Page extract =>
□ □ □ □
These questions had been raised, but obviously the archaeologists had no means of conducting tests in the Cave. The idea of creating a digital simulation was considered, but again, they had no scientific means to simulate the levels of visibility. Two of EDF's R&D researchers with specialist expertise in this area were able to help with this key issue. Thanks to them, prehistorians now have a reliable digital simulation which means they can answer the question "who saw what and where?”.


 The Chauvet 2 Cave - Fabre Speller- Architects - Workshop 3A - F.-Neau - Stage - Sycpa -Photo: Patrick Aventurier

The virtual reality expertise of EDF's R&D department comes into play:
To optimise maintenance operations as part of projects designed to extend the service lives of nuclear power stations, the R&D department's research engineers have built powerful tools for industrial purposes, leveraging the potential of virtual reality technologies in particular. The VVProPrépa programme, for example, provides operatives with virtual means for visually accessing facilities. This way, they can use digital technologies to prepare their operations. These are digital training methods, supported by the most up-to-date knowledge about the cognitive capacity of people placed in complex environments, and they have been made available for the TIPTOP project (for processing perceptual and topographical information applied to the cave paintings).

"We have used and improved two software components developed by the R&D department for nuclear facilities",  says Guillaume Thibault. I won't compare a nuclear power station directly to the Chauvet Cave, but they do have a few things in common. They are both complex environments: numerous obstacles reduce visibility (walls in nuclear power plants, and walls and their various recesses inside the caves), which is tackled by software component no. 1; moving around is difficult (equipment occupies a great deal of the ground space, and there are ceilings in nuclear power stations and stalagmites and stalactites or uneven slopes in caves, etc.), which is tackled by software component no. 2".
□ □ □ □
Rows =>
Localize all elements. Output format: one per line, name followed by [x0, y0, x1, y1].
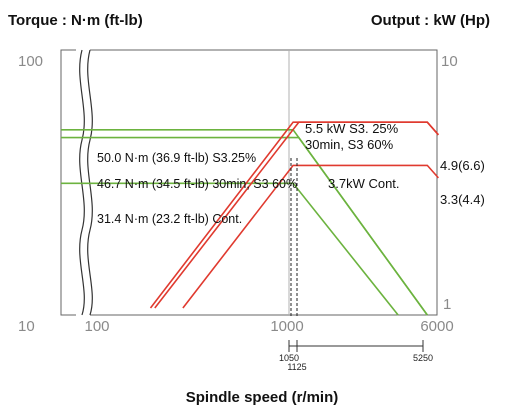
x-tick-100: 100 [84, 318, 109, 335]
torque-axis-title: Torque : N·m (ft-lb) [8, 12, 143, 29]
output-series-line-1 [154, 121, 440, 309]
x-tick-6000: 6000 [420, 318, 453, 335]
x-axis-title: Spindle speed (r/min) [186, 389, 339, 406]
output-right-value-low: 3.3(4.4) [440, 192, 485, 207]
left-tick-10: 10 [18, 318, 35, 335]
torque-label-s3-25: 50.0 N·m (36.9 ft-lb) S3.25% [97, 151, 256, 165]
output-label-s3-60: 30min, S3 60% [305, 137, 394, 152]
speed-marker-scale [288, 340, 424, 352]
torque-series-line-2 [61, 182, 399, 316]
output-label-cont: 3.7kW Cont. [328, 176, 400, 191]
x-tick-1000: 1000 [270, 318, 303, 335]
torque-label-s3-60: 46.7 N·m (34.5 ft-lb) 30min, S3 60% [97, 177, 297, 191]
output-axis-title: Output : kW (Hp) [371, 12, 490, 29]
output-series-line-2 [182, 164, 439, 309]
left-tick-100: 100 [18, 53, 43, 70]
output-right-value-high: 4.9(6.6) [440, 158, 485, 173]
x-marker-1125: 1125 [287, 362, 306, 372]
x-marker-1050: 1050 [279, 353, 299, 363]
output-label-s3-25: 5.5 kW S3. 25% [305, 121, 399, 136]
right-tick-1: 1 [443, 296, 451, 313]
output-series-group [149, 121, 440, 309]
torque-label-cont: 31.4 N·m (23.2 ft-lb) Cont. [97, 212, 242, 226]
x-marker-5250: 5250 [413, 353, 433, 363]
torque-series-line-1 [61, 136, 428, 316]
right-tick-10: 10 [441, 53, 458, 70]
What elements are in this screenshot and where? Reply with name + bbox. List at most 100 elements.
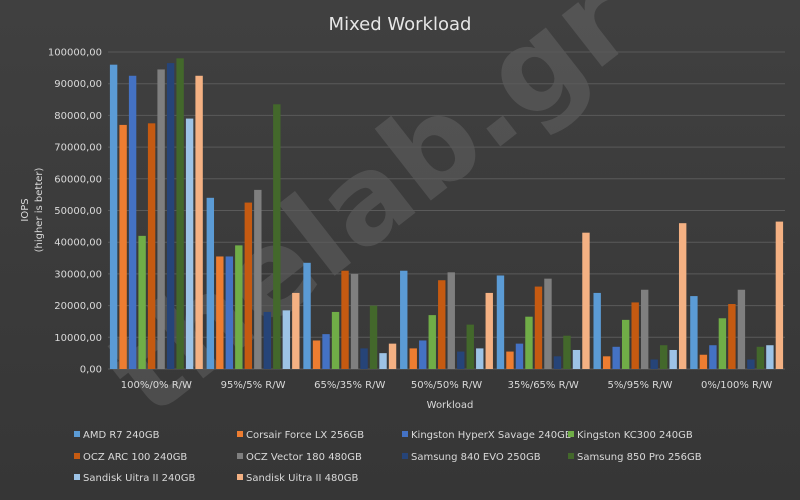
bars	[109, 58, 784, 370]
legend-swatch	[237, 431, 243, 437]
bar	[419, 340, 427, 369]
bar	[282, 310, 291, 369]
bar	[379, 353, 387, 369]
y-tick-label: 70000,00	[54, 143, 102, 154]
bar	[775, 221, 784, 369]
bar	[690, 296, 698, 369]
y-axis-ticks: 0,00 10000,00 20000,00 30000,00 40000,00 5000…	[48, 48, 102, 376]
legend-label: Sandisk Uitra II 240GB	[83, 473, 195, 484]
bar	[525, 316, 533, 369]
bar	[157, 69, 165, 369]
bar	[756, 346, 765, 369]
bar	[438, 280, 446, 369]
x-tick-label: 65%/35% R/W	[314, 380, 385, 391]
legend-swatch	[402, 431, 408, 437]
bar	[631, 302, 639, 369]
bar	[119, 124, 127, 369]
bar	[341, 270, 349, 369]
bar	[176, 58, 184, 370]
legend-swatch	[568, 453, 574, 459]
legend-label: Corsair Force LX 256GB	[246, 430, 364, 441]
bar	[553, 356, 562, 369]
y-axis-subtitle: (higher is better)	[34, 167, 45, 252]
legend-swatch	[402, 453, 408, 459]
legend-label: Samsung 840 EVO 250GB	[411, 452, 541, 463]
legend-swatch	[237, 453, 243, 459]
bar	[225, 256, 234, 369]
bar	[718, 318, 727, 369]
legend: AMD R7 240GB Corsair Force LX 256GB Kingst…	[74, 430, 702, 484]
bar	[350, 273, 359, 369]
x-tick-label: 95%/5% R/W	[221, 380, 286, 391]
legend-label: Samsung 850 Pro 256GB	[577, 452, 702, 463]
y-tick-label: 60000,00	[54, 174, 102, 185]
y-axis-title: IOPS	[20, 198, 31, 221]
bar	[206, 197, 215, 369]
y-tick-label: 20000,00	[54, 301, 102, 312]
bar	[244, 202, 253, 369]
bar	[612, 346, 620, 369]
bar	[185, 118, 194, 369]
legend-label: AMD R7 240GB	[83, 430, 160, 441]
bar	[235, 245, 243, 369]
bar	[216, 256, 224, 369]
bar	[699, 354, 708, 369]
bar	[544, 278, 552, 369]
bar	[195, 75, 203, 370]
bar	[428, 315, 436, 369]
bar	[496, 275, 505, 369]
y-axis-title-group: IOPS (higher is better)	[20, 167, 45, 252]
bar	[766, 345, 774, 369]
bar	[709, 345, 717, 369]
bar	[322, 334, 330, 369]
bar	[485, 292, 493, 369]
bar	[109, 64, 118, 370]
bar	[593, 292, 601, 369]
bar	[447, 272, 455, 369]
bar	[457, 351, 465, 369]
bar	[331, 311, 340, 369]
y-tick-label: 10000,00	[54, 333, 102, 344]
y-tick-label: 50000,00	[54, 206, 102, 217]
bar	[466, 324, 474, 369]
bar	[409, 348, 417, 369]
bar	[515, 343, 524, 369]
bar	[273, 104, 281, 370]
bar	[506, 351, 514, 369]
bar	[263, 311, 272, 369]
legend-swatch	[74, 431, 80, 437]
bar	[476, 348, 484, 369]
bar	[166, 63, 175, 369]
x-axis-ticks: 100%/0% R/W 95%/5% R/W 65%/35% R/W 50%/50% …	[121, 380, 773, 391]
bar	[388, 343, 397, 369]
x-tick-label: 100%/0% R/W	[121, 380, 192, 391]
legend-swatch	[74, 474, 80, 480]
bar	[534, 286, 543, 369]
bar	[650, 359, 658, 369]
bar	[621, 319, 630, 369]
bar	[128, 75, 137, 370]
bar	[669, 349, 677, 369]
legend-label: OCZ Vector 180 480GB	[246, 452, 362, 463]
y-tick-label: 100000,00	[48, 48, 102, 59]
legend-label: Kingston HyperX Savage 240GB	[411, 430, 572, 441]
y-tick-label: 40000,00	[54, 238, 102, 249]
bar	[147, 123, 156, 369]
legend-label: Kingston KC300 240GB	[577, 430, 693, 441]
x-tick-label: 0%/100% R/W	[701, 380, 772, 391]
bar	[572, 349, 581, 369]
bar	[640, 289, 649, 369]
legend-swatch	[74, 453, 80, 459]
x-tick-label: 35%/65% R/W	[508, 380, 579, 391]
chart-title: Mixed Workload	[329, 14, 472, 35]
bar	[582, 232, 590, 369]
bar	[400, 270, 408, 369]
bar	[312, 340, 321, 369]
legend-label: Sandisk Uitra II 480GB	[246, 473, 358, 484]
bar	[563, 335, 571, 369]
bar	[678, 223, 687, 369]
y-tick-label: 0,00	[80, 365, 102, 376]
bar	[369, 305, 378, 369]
□ □ □ □
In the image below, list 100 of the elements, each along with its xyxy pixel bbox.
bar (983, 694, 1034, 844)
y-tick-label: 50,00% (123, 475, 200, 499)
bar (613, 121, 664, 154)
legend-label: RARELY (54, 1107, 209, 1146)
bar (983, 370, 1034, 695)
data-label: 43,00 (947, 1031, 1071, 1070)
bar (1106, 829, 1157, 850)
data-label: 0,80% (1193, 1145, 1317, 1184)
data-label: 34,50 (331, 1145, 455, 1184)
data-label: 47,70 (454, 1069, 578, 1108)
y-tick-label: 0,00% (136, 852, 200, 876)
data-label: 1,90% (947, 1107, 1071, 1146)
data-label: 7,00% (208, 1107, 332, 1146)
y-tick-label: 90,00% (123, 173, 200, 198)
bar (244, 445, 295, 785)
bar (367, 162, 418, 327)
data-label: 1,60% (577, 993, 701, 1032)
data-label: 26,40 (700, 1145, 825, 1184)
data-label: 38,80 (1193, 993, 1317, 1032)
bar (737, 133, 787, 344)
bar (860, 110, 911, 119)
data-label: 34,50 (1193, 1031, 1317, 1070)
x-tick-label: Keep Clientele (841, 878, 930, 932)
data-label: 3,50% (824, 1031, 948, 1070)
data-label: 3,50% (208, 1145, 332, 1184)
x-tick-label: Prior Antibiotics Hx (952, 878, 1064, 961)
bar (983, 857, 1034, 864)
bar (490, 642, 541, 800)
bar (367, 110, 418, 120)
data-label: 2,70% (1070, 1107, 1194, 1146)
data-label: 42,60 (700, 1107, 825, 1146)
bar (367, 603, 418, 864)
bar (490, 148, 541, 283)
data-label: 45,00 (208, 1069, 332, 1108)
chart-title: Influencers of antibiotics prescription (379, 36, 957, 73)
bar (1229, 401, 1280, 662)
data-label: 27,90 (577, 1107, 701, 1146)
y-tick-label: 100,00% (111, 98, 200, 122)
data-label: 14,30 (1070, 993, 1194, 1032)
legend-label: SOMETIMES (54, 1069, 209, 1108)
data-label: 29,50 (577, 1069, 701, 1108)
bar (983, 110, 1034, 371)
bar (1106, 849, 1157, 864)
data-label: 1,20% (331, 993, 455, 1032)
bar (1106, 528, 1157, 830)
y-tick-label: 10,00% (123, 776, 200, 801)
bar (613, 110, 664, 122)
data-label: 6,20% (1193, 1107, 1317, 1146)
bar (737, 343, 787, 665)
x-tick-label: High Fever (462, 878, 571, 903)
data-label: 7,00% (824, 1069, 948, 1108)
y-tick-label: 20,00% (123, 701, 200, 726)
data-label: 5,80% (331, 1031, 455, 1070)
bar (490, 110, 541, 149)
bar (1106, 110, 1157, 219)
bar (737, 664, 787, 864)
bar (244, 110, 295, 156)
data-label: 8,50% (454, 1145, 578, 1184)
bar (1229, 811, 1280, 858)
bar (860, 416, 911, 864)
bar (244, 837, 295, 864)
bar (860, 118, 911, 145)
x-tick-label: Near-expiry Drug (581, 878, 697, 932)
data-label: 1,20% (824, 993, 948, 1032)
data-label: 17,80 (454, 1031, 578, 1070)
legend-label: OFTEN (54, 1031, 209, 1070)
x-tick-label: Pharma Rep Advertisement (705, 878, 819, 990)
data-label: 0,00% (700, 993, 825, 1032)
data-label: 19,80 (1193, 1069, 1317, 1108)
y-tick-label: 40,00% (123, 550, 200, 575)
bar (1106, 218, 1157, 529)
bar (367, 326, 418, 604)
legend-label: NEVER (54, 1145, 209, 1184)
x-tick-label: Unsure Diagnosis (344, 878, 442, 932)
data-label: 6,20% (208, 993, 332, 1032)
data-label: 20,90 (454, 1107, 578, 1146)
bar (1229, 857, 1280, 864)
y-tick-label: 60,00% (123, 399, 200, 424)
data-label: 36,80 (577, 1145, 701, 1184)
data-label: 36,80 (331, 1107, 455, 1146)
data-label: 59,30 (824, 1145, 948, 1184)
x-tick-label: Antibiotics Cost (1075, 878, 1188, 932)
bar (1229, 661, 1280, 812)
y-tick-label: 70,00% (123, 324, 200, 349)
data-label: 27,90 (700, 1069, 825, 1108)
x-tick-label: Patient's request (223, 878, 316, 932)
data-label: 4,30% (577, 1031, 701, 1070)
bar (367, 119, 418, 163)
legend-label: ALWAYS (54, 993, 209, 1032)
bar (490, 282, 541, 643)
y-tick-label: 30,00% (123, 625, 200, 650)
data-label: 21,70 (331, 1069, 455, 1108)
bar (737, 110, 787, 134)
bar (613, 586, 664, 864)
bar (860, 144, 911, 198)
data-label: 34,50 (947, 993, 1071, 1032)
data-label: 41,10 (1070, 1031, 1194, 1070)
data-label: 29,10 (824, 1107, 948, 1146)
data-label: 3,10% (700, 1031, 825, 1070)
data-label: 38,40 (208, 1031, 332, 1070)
□ □ □ □
Required work =>
a – Reproduce the part of the Chauvet Cave text from "The virtual reality" up to and including "the cave paintings).".
b – In the Chauvet Cave text, what does the VVProPrépa programme provide operatives with?

Answers by task =>
a –
The virtual reality expertise of EDF's R&D department comes into play:
To optimise maintenance operations as part of projects designed to extend the service lives of nuclear power stations, the R&D department's research engineers have built powerful tools for industrial purposes, leveraging the potential of virtual reality technologies in particular. The VVProPrépa programme, for example, provides operatives with virtual means for visually accessing facilities. This way, they can use digital technologies to prepare their operations. These are digital training methods, supported by the most up-to-date knowledge about the cognitive capacity of people placed in complex environments, and they have been made available for the TIPTOP project (for processing perceptual and topographical information applied to the cave paintings).

b – Virtual means for visually accessing facilities.